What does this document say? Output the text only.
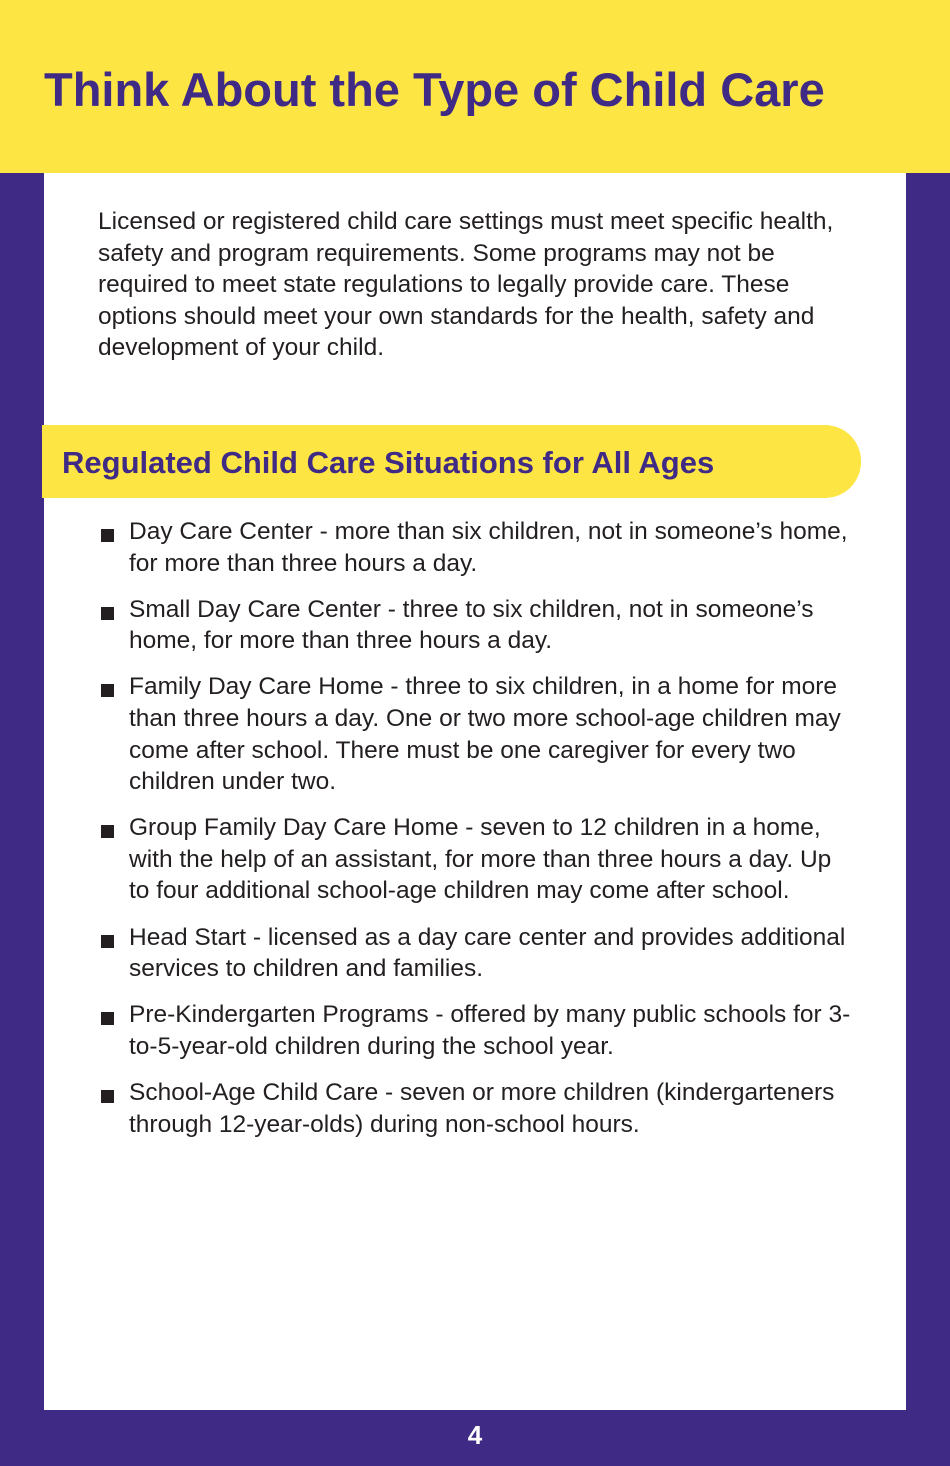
Think About the Type of Child Care

Licensed or registered child care settings must meet specific health, safety and program requirements. Some programs may not be required to meet state regulations to legally provide care. These options should meet your own standards for the health, safety and development of your child.

Regulated Child Care Situations for All Ages
Day Care Center - more than six children, not in someone’s home, for more than three hours a day.
Small Day Care Center - three to six children, not in someone’s home, for more than three hours a day.
Family Day Care Home - three to six children, in a home for more than three hours a day. One or two more school-age children may come after school. There must be one caregiver for every two children under two.
Group Family Day Care Home - seven to 12 children in a home, with the help of an assistant, for more than three hours a day. Up to four additional school-age children may come after school.
Head Start - licensed as a day care center and provides additional services to children and families.
Pre-Kindergarten Programs - offered by many public schools for 3- to-5-year-old children during the school year.
School-Age Child Care - seven or more children (kindergarteners through 12-year-olds) during non-school hours.
4
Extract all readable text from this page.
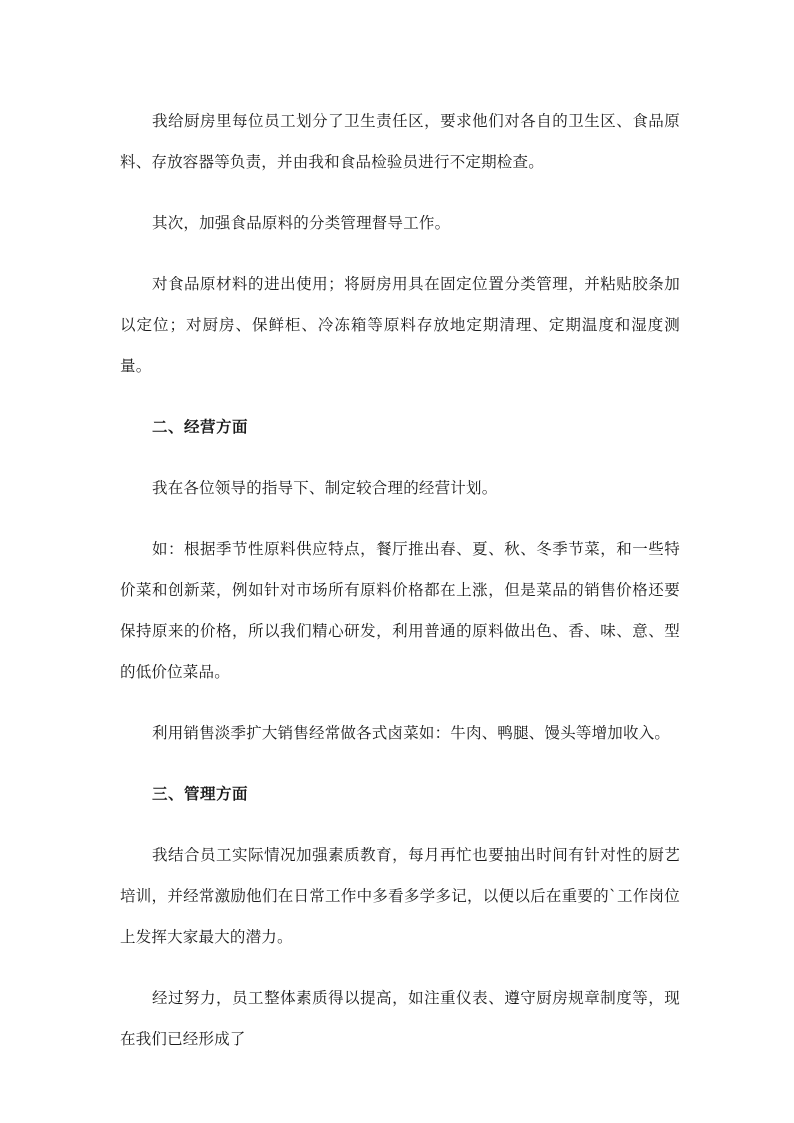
我给厨房里每位员工划分了卫生责任区，要求他们对各自的卫生区、食品原料、存放容器等负责，并由我和食品检验员进行不定期检查。

其次，加强食品原料的分类管理督导工作。

对食品原材料的进出使用；将厨房用具在固定位置分类管理，并粘贴胶条加以定位；对厨房、保鲜柜、冷冻箱等原料存放地定期清理、定期温度和湿度测量。

二、经营方面

我在各位领导的指导下、制定较合理的经营计划。

如：根据季节性原料供应特点，餐厅推出春、夏、秋、冬季节菜，和一些特价菜和创新菜，例如针对市场所有原料价格都在上涨，但是菜品的销售价格还要保持原来的价格，所以我们精心研发，利用普通的原料做出色、香、味、意、型的低价位菜品。

利用销售淡季扩大销售经常做各式卤菜如：牛肉、鸭腿、馒头等增加收入。

三、管理方面

我结合员工实际情况加强素质教育，每月再忙也要抽出时间有针对性的厨艺培训，并经常激励他们在日常工作中多看多学多记，以便以后在重要的`工作岗位上发挥大家最大的潜力。

经过努力，员工整体素质得以提高，如注重仪表、遵守厨房规章制度等，现在我们已经形成了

- **SET EXERCISE**: Copy verbatim the span that begins at the line containing "Extract all readable text from this page." and ends at the last line of the material, inclusive of both; exclude pictures.

- **RESPONSE**:
Extract all readable text from this page.
我给厨房里每位员工划分了卫生责任区，要求他们对各自的卫生区、食品原料、存放容器等负责，并由我和食品检验员进行不定期检查。

其次，加强食品原料的分类管理督导工作。

对食品原材料的进出使用；将厨房用具在固定位置分类管理，并粘贴胶条加以定位；对厨房、保鲜柜、冷冻箱等原料存放地定期清理、定期温度和湿度测量。

二、经营方面

我在各位领导的指导下、制定较合理的经营计划。

如：根据季节性原料供应特点，餐厅推出春、夏、秋、冬季节菜，和一些特价菜和创新菜，例如针对市场所有原料价格都在上涨，但是菜品的销售价格还要保持原来的价格，所以我们精心研发，利用普通的原料做出色、香、味、意、型的低价位菜品。

利用销售淡季扩大销售经常做各式卤菜如：牛肉、鸭腿、馒头等增加收入。

三、管理方面

我结合员工实际情况加强素质教育，每月再忙也要抽出时间有针对性的厨艺培训，并经常激励他们在日常工作中多看多学多记，以便以后在重要的`工作岗位上发挥大家最大的潜力。

经过努力，员工整体素质得以提高，如注重仪表、遵守厨房规章制度等，现在我们已经形成了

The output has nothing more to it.